◆ Written task ◆
Output each entry that follows exactly. Images stay out.

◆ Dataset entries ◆
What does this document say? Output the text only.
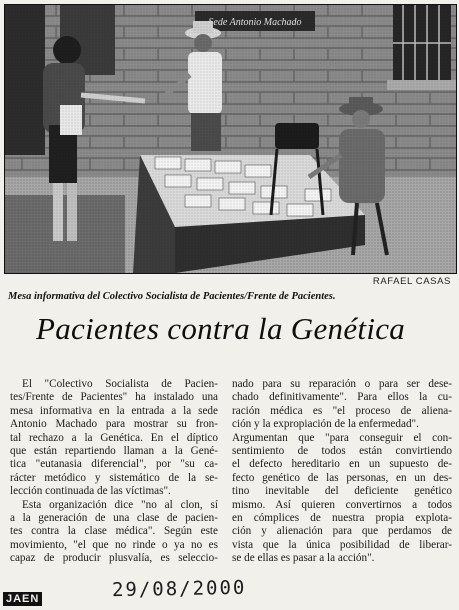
RAFAEL CASAS
Mesa informativa del Colectivo Socialista de Pacientes/Frente de Pacientes.
Pacientes contra la Genética
El "Colectivo Socialista de Pacien-
tes/Frente de Pacientes" ha instalado una
mesa informativa en la entrada a la sede
Antonio Machado para mostrar su fron-
tal rechazo a la Genética. En el díptico
que están repartiendo llaman a la Gené-
tica "eutanasia diferencial", por "su ca-
rácter metódico y sistemático de la se-
lección continuada de las víctimas".
Esta organización dice "no al clon, sí
a la generación de una clase de pacien-
tes contra la clase médica". Según este
movimiento, "el que no rinde o ya no es
capaz de producir plusvalía, es seleccio-
nado para su reparación o para ser dese-
chado definitivamente". Para ellos la cu-
ración médica es "el proceso de aliena-
ción y la expropiación de la enfermedad".
Argumentan que "para conseguir el con-
sentimiento de todos están convirtiendo
el defecto hereditario en un supuesto de-
fecto genético de las personas, en un des-
tino inevitable del deficiente genético
mismo. Así quieren convertirnos a todos
en cómplices de nuestra propia explota-
ción y alienación para que perdamos de
vista que la única posibilidad de liberar-
se de ellas es pasar a la acción".
JAEN	29/08/2000
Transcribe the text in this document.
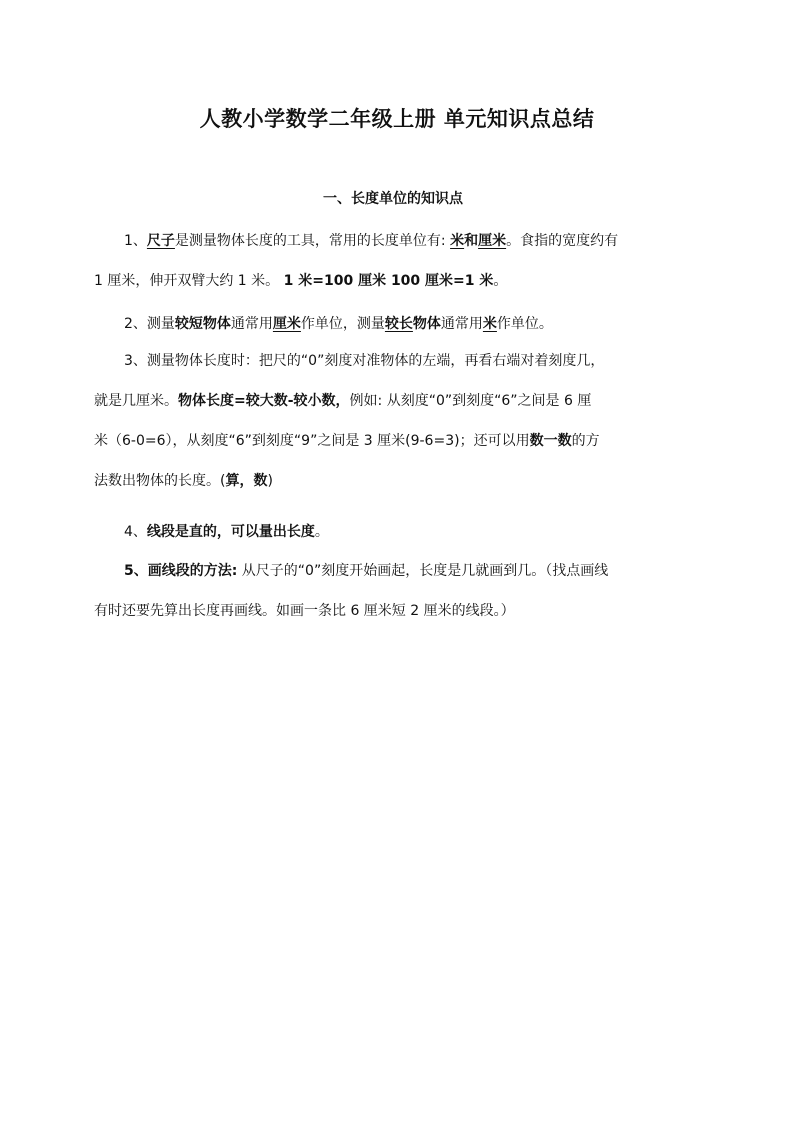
人教小学数学二年级上册 单元知识点总结
一、长度单位的知识点

1、尺子是测量物体长度的工具，常用的长度单位有: 米和厘米。食指的宽度约有
1 厘米，伸开双臂大约 1 米。 1 米=100 厘米 100 厘米=1 米。

2、测量较短物体通常用厘米作单位，测量较长物体通常用米作单位。

3、测量物体长度时：把尺的“0”刻度对准物体的左端，再看右端对着刻度几，
就是几厘米。物体长度=较大数-较小数，例如: 从刻度“0”到刻度“6”之间是 6 厘
米（6-0=6），从刻度“6”到刻度“9”之间是 3 厘米(9-6=3)；还可以用数一数的方
法数出物体的长度。(算，数)

4、线段是直的，可以量出长度。

5、画线段的方法: 从尺子的“0”刻度开始画起，长度是几就画到几。（找点画线
有时还要先算出长度再画线。如画一条比 6 厘米短 2 厘米的线段。）
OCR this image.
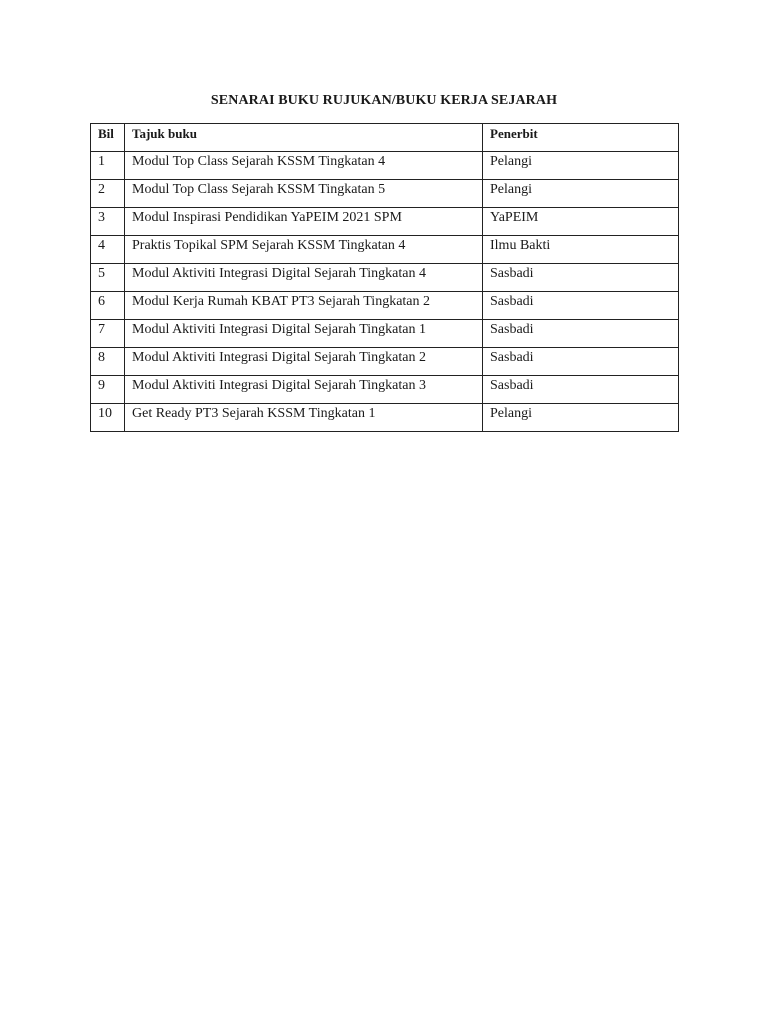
SENARAI BUKU RUJUKAN/BUKU KERJA SEJARAH
Bil	Tajuk buku	Penerbit
1	Modul Top Class Sejarah KSSM Tingkatan 4	Pelangi
2	Modul Top Class Sejarah KSSM Tingkatan 5	Pelangi
3	Modul Inspirasi Pendidikan YaPEIM 2021 SPM	YaPEIM
4	Praktis Topikal SPM Sejarah KSSM Tingkatan 4	Ilmu Bakti
5	Modul Aktiviti Integrasi Digital Sejarah Tingkatan 4	Sasbadi
6	Modul Kerja Rumah KBAT PT3 Sejarah Tingkatan 2	Sasbadi
7	Modul Aktiviti Integrasi Digital Sejarah Tingkatan 1	Sasbadi
8	Modul Aktiviti Integrasi Digital Sejarah Tingkatan 2	Sasbadi
9	Modul Aktiviti Integrasi Digital Sejarah Tingkatan 3	Sasbadi
10	Get Ready PT3 Sejarah KSSM Tingkatan 1	Pelangi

◆ Solved exercise ◆
What does this document say? Output the text only.
RAFAEL CASAS
Mesa informativa del Colectivo Socialista de Pacientes/Frente de Pacientes.
Pacientes contra la Genética
El "Colectivo Socialista de Pacien-
tes/Frente de Pacientes" ha instalado una
mesa informativa en la entrada a la sede
Antonio Machado para mostrar su fron-
tal rechazo a la Genética. En el díptico
que están repartiendo llaman a la Gené-
tica "eutanasia diferencial", por "su ca-
rácter metódico y sistemático de la se-
lección continuada de las víctimas".
Esta organización dice "no al clon, sí
a la generación de una clase de pacien-
tes contra la clase médica". Según este
movimiento, "el que no rinde o ya no es
capaz de producir plusvalía, es seleccio-
nado para su reparación o para ser dese-
chado definitivamente". Para ellos la cu-
ración médica es "el proceso de aliena-
ción y la expropiación de la enfermedad".
Argumentan que "para conseguir el con-
sentimiento de todos están convirtiendo
el defecto hereditario en un supuesto de-
fecto genético de las personas, en un des-
tino inevitable del deficiente genético
mismo. Así quieren convertirnos a todos
en cómplices de nuestra propia explota-
ción y alienación para que perdamos de
vista que la única posibilidad de liberar-
se de ellas es pasar a la acción".
JAEN	29/08/2000
Transcribe the text in this document.
人教小学数学二年级上册 单元知识点总结
一、长度单位的知识点

1、尺子是测量物体长度的工具，常用的长度单位有: 米和厘米。食指的宽度约有
1 厘米，伸开双臂大约 1 米。 1 米=100 厘米 100 厘米=1 米。

2、测量较短物体通常用厘米作单位，测量较长物体通常用米作单位。

3、测量物体长度时：把尺的“0”刻度对准物体的左端，再看右端对着刻度几，
就是几厘米。物体长度=较大数-较小数，例如: 从刻度“0”到刻度“6”之间是 6 厘
米（6-0=6），从刻度“6”到刻度“9”之间是 3 厘米(9-6=3)；还可以用数一数的方
法数出物体的长度。(算，数)

4、线段是直的，可以量出长度。

5、画线段的方法: 从尺子的“0”刻度开始画起，长度是几就画到几。（找点画线
有时还要先算出长度再画线。如画一条比 6 厘米短 2 厘米的线段。）
OCR this image.
SENARAI BUKU RUJUKAN/BUKU KERJA SEJARAH
Bil	Tajuk buku	Penerbit
1	Modul Top Class Sejarah KSSM Tingkatan 4	Pelangi
2	Modul Top Class Sejarah KSSM Tingkatan 5	Pelangi
3	Modul Inspirasi Pendidikan YaPEIM 2021 SPM	YaPEIM
4	Praktis Topikal SPM Sejarah KSSM Tingkatan 4	Ilmu Bakti
5	Modul Aktiviti Integrasi Digital Sejarah Tingkatan 4	Sasbadi
6	Modul Kerja Rumah KBAT PT3 Sejarah Tingkatan 2	Sasbadi
7	Modul Aktiviti Integrasi Digital Sejarah Tingkatan 1	Sasbadi
8	Modul Aktiviti Integrasi Digital Sejarah Tingkatan 2	Sasbadi
9	Modul Aktiviti Integrasi Digital Sejarah Tingkatan 3	Sasbadi
10	Get Ready PT3 Sejarah KSSM Tingkatan 1	Pelangi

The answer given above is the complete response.